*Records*
● ● ● ● ●

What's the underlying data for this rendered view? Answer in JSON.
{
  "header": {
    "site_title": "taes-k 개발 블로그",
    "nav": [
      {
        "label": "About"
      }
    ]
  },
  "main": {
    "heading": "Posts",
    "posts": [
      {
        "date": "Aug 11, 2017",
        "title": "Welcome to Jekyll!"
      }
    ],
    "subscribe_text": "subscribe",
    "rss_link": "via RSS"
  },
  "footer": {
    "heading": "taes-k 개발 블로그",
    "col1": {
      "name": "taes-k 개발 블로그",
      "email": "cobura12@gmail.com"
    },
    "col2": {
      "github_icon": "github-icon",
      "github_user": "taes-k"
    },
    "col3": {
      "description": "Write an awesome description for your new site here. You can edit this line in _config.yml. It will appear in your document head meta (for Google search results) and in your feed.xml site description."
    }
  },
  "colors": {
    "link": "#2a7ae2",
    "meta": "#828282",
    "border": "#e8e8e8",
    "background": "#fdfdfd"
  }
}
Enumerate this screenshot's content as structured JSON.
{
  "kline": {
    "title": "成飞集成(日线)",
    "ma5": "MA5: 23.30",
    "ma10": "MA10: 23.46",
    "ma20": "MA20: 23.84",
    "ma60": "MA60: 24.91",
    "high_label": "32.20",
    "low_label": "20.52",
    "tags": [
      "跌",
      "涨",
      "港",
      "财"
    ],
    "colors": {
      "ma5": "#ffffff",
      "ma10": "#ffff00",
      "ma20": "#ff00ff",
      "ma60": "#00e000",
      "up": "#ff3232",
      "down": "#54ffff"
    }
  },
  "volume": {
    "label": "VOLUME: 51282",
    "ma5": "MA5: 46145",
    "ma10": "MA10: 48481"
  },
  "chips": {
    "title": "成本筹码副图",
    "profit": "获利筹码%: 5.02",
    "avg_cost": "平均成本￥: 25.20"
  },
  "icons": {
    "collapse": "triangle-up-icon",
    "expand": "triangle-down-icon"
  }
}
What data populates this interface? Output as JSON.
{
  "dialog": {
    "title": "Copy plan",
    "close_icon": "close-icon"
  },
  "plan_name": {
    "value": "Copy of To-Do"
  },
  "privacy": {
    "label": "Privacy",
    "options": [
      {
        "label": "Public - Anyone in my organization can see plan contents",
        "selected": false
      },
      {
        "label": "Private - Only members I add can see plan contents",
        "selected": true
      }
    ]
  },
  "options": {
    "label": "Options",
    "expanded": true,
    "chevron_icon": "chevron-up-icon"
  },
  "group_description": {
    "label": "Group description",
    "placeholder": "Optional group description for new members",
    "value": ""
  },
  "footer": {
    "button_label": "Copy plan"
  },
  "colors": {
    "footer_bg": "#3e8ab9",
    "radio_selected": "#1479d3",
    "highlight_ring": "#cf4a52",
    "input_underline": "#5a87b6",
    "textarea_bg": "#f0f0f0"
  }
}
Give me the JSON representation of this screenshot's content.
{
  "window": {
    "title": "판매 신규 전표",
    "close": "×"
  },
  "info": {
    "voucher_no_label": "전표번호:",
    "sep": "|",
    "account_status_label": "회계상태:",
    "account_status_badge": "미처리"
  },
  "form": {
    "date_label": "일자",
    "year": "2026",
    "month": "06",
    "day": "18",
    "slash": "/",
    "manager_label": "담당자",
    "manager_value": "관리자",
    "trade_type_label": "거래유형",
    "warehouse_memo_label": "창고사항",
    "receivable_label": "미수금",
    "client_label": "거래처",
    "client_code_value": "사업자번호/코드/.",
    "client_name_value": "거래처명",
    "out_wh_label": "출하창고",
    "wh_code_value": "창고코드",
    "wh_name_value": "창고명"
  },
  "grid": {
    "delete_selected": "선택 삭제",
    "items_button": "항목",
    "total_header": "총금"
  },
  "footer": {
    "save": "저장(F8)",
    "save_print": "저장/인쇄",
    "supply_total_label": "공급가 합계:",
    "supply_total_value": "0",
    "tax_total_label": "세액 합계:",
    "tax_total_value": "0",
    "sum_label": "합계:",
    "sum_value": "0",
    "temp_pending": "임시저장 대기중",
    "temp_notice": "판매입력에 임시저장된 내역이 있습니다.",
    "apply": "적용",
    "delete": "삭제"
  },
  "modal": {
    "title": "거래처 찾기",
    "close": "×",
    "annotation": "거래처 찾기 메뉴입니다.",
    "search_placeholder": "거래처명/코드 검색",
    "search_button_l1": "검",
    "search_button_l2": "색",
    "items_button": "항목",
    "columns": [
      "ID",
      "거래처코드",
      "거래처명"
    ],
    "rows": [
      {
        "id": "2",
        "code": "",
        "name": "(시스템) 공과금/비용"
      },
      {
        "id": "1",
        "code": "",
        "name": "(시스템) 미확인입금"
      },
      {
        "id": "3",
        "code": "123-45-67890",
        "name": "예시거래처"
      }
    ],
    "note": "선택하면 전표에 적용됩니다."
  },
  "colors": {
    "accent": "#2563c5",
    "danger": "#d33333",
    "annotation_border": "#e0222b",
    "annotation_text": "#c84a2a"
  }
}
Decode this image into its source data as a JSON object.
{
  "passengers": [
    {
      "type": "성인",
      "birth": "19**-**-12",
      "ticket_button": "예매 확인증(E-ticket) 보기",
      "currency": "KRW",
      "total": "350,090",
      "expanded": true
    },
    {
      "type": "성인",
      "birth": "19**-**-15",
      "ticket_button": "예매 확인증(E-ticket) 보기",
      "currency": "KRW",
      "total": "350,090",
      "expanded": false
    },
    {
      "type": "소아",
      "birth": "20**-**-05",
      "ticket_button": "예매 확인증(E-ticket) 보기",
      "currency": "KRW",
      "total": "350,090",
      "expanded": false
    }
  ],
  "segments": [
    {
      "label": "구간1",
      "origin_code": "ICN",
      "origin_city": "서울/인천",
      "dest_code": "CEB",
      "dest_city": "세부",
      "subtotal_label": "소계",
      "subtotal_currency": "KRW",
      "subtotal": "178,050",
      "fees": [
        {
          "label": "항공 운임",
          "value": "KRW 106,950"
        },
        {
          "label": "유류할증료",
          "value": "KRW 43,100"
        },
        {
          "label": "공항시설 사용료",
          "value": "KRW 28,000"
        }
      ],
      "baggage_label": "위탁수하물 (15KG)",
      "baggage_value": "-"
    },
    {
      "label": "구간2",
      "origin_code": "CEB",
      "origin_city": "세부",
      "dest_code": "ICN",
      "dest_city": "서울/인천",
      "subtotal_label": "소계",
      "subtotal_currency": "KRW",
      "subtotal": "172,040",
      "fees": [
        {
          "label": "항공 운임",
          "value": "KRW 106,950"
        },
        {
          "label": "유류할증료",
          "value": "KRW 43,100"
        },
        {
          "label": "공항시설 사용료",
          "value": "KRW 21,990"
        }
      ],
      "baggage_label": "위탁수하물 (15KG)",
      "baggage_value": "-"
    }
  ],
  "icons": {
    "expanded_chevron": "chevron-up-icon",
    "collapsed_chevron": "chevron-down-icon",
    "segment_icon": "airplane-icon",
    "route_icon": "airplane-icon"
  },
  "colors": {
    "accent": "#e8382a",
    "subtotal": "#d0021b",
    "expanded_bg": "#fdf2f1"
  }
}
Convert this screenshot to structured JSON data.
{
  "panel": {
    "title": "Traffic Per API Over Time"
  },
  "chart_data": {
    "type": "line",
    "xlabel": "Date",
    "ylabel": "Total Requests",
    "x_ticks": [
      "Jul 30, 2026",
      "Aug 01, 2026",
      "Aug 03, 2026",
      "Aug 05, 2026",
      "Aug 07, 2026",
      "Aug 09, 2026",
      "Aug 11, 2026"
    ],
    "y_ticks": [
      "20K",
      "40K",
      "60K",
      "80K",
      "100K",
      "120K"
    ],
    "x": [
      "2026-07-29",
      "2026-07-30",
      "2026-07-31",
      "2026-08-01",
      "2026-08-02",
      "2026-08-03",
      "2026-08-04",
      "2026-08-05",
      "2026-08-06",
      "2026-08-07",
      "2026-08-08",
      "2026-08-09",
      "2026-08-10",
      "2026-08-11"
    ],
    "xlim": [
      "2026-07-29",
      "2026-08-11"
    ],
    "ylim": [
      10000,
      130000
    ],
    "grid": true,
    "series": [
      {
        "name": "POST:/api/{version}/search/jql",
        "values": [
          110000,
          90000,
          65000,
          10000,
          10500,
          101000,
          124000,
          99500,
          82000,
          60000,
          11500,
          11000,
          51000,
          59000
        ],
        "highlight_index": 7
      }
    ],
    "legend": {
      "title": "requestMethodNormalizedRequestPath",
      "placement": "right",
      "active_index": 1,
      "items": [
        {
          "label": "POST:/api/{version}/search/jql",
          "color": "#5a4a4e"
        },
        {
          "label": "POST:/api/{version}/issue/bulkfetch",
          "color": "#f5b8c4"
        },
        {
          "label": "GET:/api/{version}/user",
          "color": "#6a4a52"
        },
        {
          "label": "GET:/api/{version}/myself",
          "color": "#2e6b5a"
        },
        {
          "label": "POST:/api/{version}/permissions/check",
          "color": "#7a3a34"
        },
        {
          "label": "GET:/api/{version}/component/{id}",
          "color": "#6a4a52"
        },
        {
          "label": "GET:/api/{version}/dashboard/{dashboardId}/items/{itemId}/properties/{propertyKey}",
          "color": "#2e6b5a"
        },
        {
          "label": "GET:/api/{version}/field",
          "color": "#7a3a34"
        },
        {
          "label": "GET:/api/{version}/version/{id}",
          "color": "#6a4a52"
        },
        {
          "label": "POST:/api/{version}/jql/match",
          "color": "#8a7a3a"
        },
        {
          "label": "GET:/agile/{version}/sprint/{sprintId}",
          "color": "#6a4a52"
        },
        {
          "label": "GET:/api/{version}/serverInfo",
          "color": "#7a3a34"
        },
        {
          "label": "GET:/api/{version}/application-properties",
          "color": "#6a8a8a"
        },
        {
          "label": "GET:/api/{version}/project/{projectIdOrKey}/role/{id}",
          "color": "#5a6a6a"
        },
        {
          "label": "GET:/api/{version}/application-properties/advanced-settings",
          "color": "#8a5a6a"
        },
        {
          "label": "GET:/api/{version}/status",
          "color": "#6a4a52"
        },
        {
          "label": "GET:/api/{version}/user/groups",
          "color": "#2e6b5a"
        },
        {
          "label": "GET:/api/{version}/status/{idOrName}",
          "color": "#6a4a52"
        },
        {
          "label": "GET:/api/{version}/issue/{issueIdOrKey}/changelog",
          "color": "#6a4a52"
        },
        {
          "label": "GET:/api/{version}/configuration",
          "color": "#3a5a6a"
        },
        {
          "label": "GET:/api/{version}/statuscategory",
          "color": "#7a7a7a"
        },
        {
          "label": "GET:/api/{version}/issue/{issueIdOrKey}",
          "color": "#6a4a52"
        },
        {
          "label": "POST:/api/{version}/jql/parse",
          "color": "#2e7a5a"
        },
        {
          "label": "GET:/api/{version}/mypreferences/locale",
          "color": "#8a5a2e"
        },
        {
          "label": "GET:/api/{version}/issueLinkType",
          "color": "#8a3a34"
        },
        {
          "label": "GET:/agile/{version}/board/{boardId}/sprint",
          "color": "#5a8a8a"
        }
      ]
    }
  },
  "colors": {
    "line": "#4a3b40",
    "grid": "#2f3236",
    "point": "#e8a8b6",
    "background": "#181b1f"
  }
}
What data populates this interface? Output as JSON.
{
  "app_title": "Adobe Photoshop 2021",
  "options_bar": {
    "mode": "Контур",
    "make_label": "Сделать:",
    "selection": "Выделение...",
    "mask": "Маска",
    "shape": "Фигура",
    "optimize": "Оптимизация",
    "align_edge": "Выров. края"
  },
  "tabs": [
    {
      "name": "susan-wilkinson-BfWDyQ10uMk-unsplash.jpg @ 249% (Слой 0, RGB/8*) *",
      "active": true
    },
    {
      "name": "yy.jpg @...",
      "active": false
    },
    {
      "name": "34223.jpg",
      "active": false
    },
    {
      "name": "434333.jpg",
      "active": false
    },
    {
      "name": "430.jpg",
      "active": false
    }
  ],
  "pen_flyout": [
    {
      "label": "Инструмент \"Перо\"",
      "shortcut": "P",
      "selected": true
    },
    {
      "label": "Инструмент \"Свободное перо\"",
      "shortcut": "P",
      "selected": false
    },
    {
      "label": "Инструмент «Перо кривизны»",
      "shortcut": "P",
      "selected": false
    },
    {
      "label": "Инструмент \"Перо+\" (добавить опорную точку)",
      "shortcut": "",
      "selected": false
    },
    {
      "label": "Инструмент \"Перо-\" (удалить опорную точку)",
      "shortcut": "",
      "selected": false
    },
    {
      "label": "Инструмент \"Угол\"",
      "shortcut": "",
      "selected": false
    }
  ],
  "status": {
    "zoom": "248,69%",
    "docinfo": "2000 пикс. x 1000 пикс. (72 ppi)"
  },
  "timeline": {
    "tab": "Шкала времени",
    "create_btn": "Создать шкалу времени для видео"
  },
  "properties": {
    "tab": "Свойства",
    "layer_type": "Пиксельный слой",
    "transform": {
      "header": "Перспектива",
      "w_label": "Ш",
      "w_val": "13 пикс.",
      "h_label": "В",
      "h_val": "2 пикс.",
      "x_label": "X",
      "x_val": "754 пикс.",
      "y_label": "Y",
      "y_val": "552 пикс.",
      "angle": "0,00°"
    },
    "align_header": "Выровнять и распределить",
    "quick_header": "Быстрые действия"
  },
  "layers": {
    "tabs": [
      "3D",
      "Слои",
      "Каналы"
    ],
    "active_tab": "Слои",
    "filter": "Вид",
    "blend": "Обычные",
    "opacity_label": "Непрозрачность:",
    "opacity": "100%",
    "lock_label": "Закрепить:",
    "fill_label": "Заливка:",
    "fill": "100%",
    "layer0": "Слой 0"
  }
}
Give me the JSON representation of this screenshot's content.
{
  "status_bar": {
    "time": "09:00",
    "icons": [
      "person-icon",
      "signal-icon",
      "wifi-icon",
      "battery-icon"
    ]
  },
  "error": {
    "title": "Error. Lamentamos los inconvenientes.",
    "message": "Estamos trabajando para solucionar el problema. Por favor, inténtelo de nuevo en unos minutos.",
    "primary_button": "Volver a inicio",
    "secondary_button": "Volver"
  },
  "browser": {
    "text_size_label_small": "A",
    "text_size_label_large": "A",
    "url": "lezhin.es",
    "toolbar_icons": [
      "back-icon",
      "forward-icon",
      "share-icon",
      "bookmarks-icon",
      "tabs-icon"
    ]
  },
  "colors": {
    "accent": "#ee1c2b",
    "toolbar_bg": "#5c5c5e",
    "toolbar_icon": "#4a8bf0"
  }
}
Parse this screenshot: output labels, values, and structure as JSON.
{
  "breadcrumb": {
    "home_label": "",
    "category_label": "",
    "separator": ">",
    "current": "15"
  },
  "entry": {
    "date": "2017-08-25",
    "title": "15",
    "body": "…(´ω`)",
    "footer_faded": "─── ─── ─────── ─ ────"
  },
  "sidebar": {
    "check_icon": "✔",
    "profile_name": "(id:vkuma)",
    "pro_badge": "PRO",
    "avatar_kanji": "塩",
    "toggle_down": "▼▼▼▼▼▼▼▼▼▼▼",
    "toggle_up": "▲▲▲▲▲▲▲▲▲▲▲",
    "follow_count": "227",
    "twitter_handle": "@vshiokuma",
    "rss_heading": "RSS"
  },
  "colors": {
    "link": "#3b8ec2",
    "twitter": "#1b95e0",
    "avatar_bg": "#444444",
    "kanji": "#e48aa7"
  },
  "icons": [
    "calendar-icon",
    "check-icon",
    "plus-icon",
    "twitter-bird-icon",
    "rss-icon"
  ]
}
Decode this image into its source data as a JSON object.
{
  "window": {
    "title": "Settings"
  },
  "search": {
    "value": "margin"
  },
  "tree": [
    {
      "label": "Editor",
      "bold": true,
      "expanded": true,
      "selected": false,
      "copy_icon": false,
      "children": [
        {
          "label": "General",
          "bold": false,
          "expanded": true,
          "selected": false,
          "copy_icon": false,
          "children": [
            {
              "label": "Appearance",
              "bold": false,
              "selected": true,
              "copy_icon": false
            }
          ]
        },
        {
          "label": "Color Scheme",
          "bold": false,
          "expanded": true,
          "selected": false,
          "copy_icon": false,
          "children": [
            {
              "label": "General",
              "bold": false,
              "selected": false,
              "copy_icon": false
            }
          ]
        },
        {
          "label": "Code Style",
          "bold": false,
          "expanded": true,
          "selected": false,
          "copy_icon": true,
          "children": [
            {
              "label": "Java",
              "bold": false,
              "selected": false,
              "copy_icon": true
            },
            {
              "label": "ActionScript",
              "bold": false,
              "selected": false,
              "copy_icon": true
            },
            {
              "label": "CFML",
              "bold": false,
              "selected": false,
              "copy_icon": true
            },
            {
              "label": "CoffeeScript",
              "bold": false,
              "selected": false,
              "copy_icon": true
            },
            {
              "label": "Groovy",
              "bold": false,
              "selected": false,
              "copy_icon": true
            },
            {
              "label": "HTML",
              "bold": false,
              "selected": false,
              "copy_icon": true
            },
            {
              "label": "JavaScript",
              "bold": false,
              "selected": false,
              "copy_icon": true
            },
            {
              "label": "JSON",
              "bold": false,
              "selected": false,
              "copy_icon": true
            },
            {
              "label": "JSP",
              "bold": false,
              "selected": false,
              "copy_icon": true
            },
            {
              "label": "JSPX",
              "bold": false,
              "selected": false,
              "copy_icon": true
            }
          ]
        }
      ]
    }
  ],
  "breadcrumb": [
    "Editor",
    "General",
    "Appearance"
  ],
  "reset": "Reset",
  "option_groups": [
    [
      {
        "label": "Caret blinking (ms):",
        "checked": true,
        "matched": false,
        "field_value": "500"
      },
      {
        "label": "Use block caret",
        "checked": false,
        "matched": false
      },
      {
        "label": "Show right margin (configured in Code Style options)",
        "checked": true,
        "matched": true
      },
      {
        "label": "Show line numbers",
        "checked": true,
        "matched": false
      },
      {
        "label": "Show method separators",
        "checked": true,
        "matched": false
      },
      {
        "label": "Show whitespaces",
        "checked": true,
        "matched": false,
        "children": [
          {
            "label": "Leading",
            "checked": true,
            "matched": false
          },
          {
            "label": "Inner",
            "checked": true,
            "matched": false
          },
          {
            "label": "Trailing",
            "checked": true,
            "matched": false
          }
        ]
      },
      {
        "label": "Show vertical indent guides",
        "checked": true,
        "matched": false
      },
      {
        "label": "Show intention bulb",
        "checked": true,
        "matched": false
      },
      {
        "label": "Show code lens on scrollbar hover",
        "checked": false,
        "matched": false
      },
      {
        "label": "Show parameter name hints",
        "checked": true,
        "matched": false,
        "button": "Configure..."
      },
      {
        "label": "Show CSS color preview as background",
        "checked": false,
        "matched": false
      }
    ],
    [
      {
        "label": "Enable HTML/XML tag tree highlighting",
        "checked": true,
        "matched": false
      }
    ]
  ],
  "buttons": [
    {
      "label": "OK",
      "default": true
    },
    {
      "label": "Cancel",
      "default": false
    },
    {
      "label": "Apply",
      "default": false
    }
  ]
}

● ● ● ● ●

*Short task*
Search the lines for the string "this" and copy every line that has it.

*The answer*
What's the underlying data for this rendered view? Answer in JSON.
      "description": "Write an awesome description for your new site here. You can edit this line in _config.yml. It will appear in your document head meta (for Google search results) and in your feed.xml site description."
Enumerate this screenshot's content as structured JSON.
What data populates this interface? Output as JSON.
Give me the JSON representation of this screenshot's content.
Decode this image into its source data as a JSON object.
Convert this screenshot to structured JSON data.
What data populates this interface? Output as JSON.
Give me the JSON representation of this screenshot's content.
Parse this screenshot: output labels, values, and structure as JSON.
Decode this image into its source data as a JSON object.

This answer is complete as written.